### Work instructions
Hunt for the word "model" across the entries below, copying each line that holds it.
########################################
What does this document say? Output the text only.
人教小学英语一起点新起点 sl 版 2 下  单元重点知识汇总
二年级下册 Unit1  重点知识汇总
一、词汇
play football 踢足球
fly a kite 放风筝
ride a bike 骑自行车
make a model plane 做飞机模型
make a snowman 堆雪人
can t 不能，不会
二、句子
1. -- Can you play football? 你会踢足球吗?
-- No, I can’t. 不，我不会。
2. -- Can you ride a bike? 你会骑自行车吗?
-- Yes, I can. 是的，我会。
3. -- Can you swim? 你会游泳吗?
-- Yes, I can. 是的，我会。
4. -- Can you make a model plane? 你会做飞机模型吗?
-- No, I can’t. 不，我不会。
########################################
### Output of the exercise
make a model plane 做飞机模型
4. -- Can you make a model plane? 你会做飞机模型吗?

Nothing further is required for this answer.